Set problem -> Look through the listing below and give the number of lines that hold "puolesta". Say nothing more.

------------------------

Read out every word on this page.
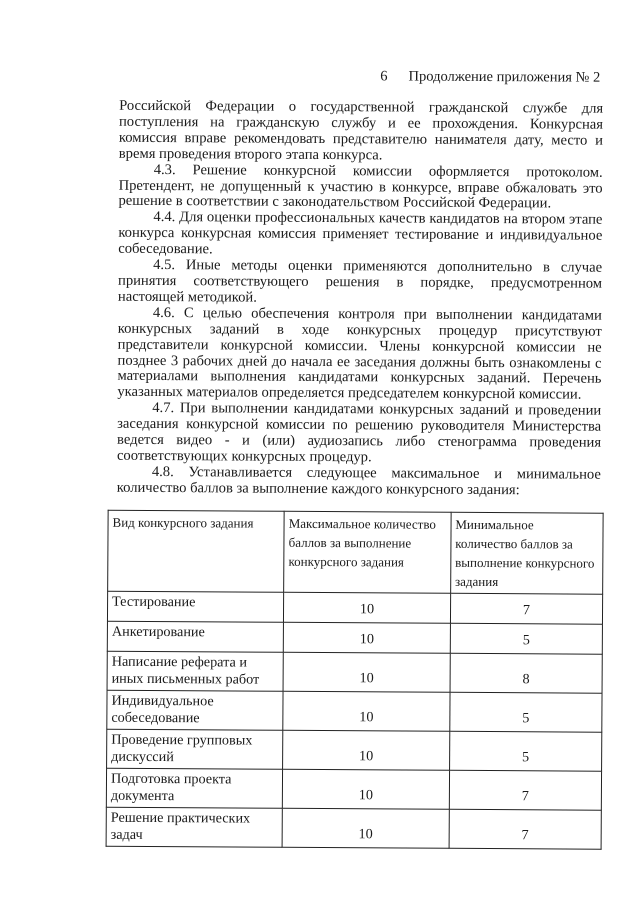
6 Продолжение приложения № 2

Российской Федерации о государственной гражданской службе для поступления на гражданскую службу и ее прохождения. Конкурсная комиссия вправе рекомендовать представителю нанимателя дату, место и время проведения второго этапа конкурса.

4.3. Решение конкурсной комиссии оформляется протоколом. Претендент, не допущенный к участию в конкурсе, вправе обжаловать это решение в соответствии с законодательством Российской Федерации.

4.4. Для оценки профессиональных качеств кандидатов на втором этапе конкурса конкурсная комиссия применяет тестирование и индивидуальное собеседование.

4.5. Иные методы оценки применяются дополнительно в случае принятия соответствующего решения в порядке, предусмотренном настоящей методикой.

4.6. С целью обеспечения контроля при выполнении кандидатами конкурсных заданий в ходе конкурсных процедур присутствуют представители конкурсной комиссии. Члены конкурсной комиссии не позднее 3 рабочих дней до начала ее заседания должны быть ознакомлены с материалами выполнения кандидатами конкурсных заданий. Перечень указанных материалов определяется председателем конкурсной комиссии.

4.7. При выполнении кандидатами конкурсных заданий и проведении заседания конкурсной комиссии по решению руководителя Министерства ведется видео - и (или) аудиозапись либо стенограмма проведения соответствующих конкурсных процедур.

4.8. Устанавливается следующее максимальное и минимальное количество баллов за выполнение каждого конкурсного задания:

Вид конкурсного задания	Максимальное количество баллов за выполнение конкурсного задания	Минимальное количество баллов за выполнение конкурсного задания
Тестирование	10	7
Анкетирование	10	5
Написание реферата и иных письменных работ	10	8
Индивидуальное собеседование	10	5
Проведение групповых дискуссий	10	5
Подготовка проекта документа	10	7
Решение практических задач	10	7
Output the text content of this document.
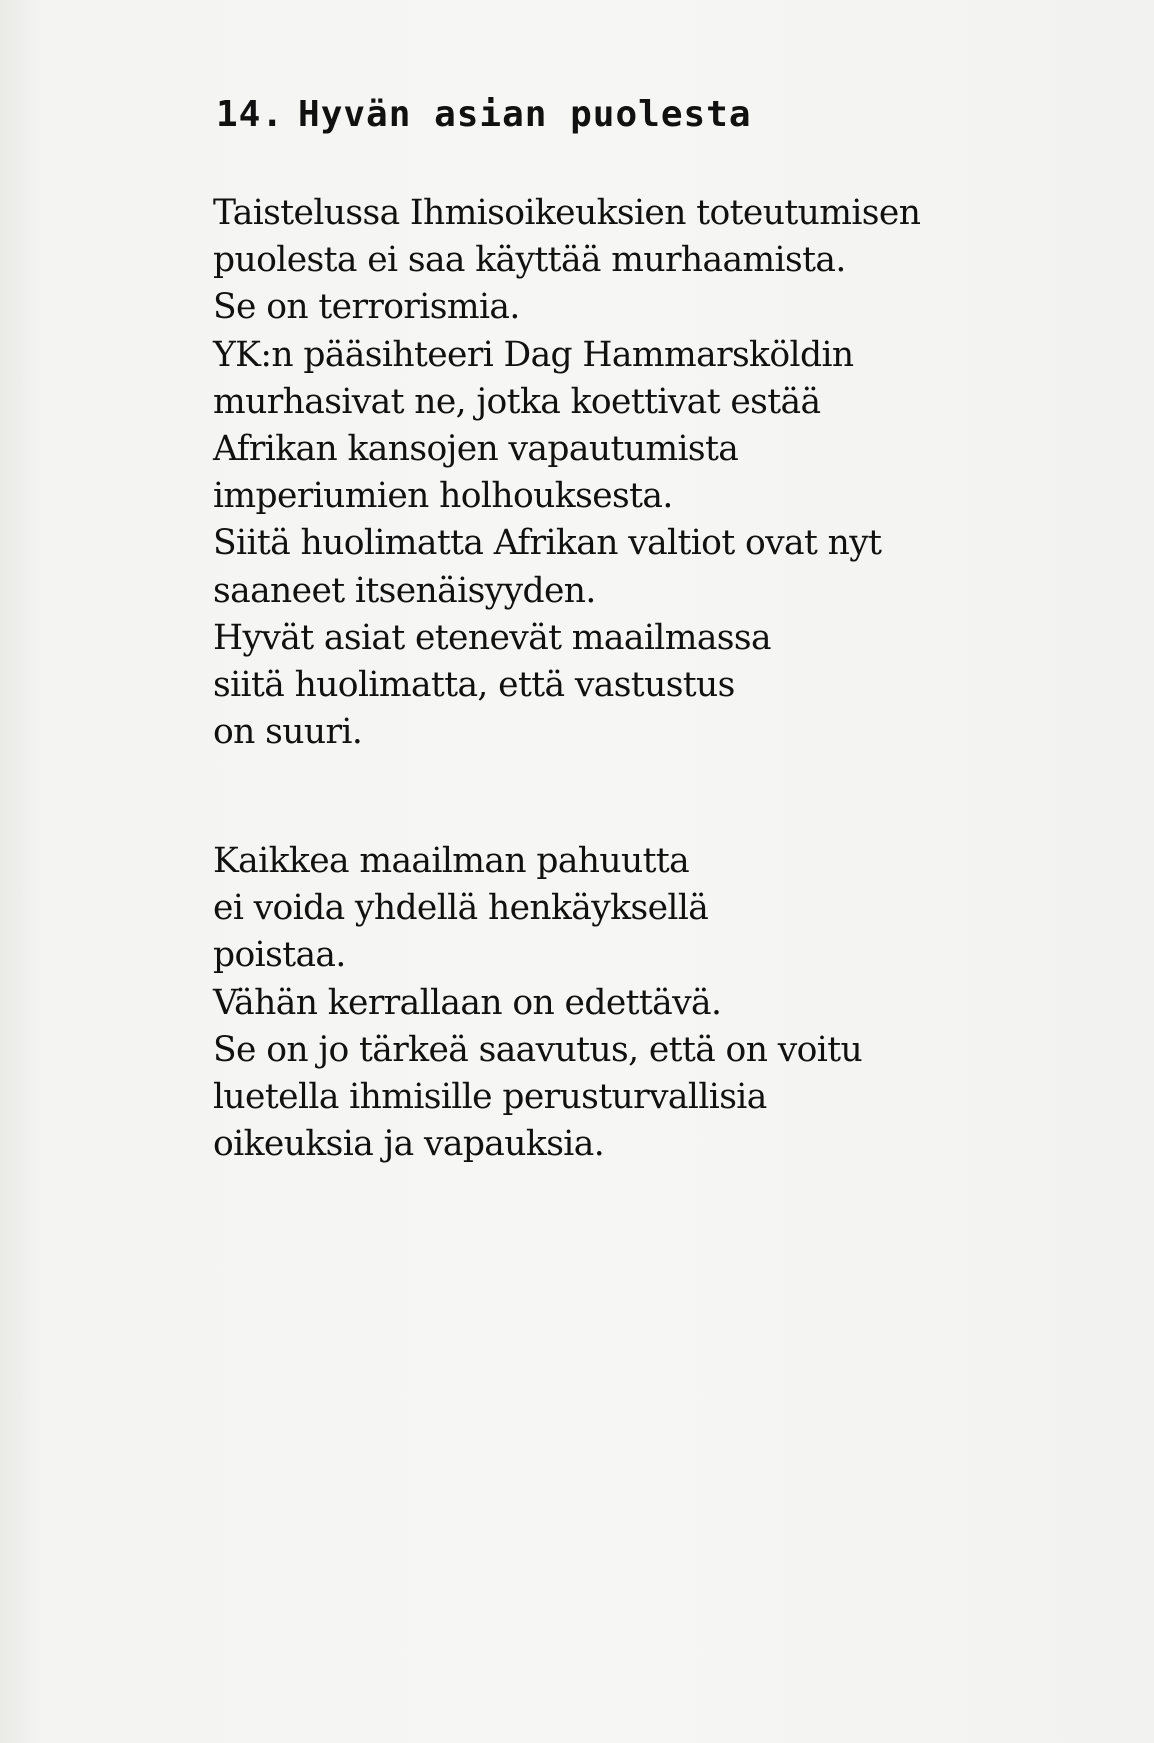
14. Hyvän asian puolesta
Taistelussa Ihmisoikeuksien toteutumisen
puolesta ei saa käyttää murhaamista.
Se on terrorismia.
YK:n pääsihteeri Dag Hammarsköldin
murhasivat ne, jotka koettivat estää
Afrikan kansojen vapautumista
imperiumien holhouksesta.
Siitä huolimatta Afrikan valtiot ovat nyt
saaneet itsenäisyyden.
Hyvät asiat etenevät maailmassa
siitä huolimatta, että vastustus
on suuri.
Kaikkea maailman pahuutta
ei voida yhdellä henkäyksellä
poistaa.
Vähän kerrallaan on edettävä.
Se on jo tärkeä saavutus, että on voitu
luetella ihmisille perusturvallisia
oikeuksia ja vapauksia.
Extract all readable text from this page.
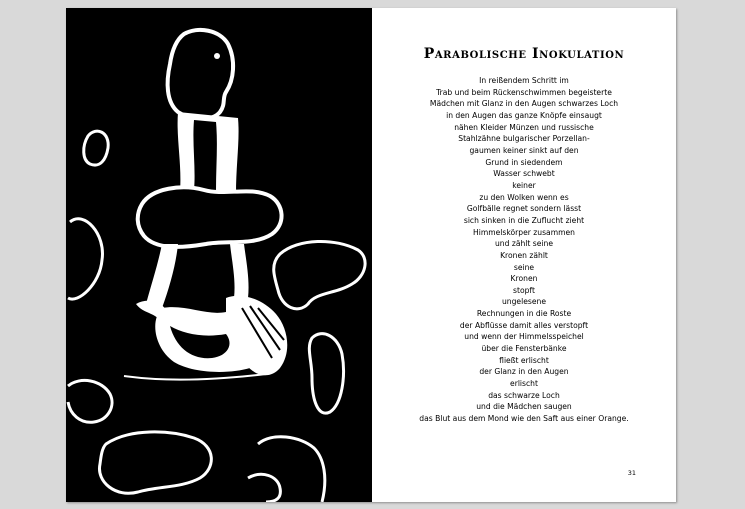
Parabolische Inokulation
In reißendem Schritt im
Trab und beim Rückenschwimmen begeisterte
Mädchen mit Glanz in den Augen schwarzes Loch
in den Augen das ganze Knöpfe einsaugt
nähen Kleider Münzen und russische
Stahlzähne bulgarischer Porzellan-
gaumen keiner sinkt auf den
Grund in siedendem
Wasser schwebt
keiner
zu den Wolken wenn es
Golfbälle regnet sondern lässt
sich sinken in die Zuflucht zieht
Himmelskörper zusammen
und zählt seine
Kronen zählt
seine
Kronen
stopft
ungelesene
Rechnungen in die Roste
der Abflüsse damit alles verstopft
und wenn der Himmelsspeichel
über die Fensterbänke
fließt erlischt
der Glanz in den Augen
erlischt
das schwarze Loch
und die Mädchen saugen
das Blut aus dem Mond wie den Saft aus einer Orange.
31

------------------------

Task response -> 2